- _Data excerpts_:
▽
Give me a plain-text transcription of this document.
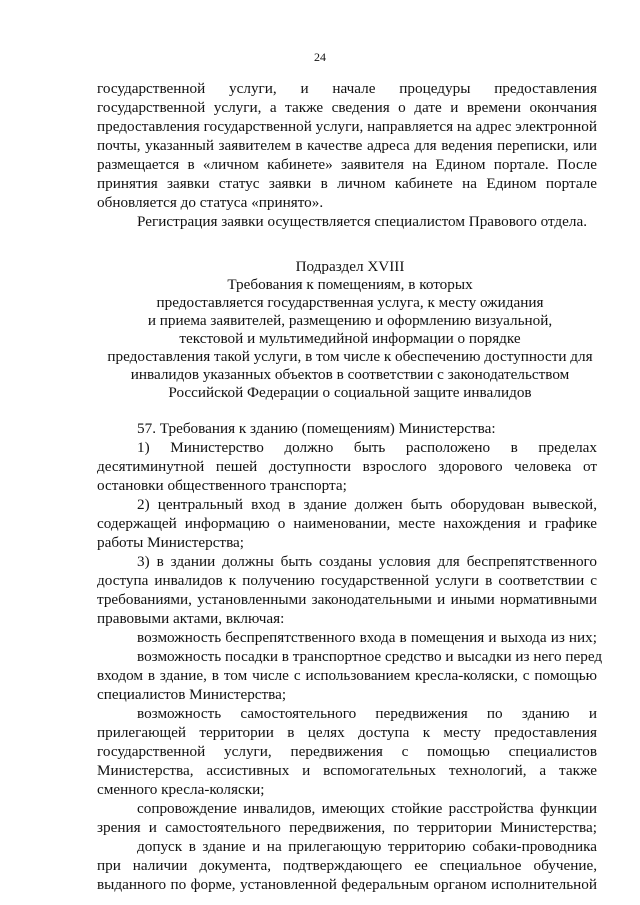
24
государственной услуги, и начале процедуры предоставления
государственной услуги, а также сведения о дате и времени окончания
предоставления государственной услуги, направляется на адрес электронной
почты, указанный заявителем в качестве адреса для ведения переписки, или
размещается в «личном кабинете» заявителя на Едином портале. После
принятия заявки статус заявки в личном кабинете на Едином портале
обновляется до статуса «принято».
Регистрация заявки осуществляется специалистом Правового отдела.
Подраздел XVIII
Требования к помещениям, в которых
предоставляется государственная услуга, к месту ожидания
и приема заявителей, размещению и оформлению визуальной,
текстовой и мультимедийной информации о порядке
предоставления такой услуги, в том числе к обеспечению доступности для
инвалидов указанных объектов в соответствии с законодательством
Российской Федерации о социальной защите инвалидов
57. Требования к зданию (помещениям) Министерства:
1) Министерство должно быть расположено в пределах
десятиминутной пешей доступности взрослого здорового человека от
остановки общественного транспорта;
2) центральный вход в здание должен быть оборудован вывеской,
содержащей информацию о наименовании, месте нахождения и графике
работы Министерства;
3) в здании должны быть созданы условия для беспрепятственного
доступа инвалидов к получению государственной услуги в соответствии с
требованиями, установленными законодательными и иными нормативными
правовыми актами, включая:
возможность беспрепятственного входа в помещения и выхода из них;
возможность посадки в транспортное средство и высадки из него перед
входом в здание, в том числе с использованием кресла-коляски, с помощью
специалистов Министерства;
возможность самостоятельного передвижения по зданию и
прилегающей территории в целях доступа к месту предоставления
государственной услуги, передвижения с помощью специалистов
Министерства, ассистивных и вспомогательных технологий, а также
сменного кресла-коляски;
сопровождение инвалидов, имеющих стойкие расстройства функции
зрения и самостоятельного передвижения, по территории Министерства;
допуск в здание и на прилегающую территорию собаки-проводника
при наличии документа, подтверждающего ее специальное обучение,
выданного по форме, установленной федеральным органом исполнительной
△
- _TASK BRIEF_: Pictures are to be left out; repeat all the remaining data exactly.

- _FINISHED ANSWER_:
Give me a plain-text transcription of this document.
24
государственной услуги, и начале процедуры предоставления
государственной услуги, а также сведения о дате и времени окончания
предоставления государственной услуги, направляется на адрес электронной
почты, указанный заявителем в качестве адреса для ведения переписки, или
размещается в «личном кабинете» заявителя на Едином портале. После
принятия заявки статус заявки в личном кабинете на Едином портале
обновляется до статуса «принято».
Регистрация заявки осуществляется специалистом Правового отдела.
Подраздел XVIII
Требования к помещениям, в которых
предоставляется государственная услуга, к месту ожидания
и приема заявителей, размещению и оформлению визуальной,
текстовой и мультимедийной информации о порядке
предоставления такой услуги, в том числе к обеспечению доступности для
инвалидов указанных объектов в соответствии с законодательством
Российской Федерации о социальной защите инвалидов
57. Требования к зданию (помещениям) Министерства:
1) Министерство должно быть расположено в пределах
десятиминутной пешей доступности взрослого здорового человека от
остановки общественного транспорта;
2) центральный вход в здание должен быть оборудован вывеской,
содержащей информацию о наименовании, месте нахождения и графике
работы Министерства;
3) в здании должны быть созданы условия для беспрепятственного
доступа инвалидов к получению государственной услуги в соответствии с
требованиями, установленными законодательными и иными нормативными
правовыми актами, включая:
возможность беспрепятственного входа в помещения и выхода из них;
возможность посадки в транспортное средство и высадки из него перед
входом в здание, в том числе с использованием кресла-коляски, с помощью
специалистов Министерства;
возможность самостоятельного передвижения по зданию и
прилегающей территории в целях доступа к месту предоставления
государственной услуги, передвижения с помощью специалистов
Министерства, ассистивных и вспомогательных технологий, а также
сменного кресла-коляски;
сопровождение инвалидов, имеющих стойкие расстройства функции
зрения и самостоятельного передвижения, по территории Министерства;
допуск в здание и на прилегающую территорию собаки-проводника
при наличии документа, подтверждающего ее специальное обучение,
выданного по форме, установленной федеральным органом исполнительной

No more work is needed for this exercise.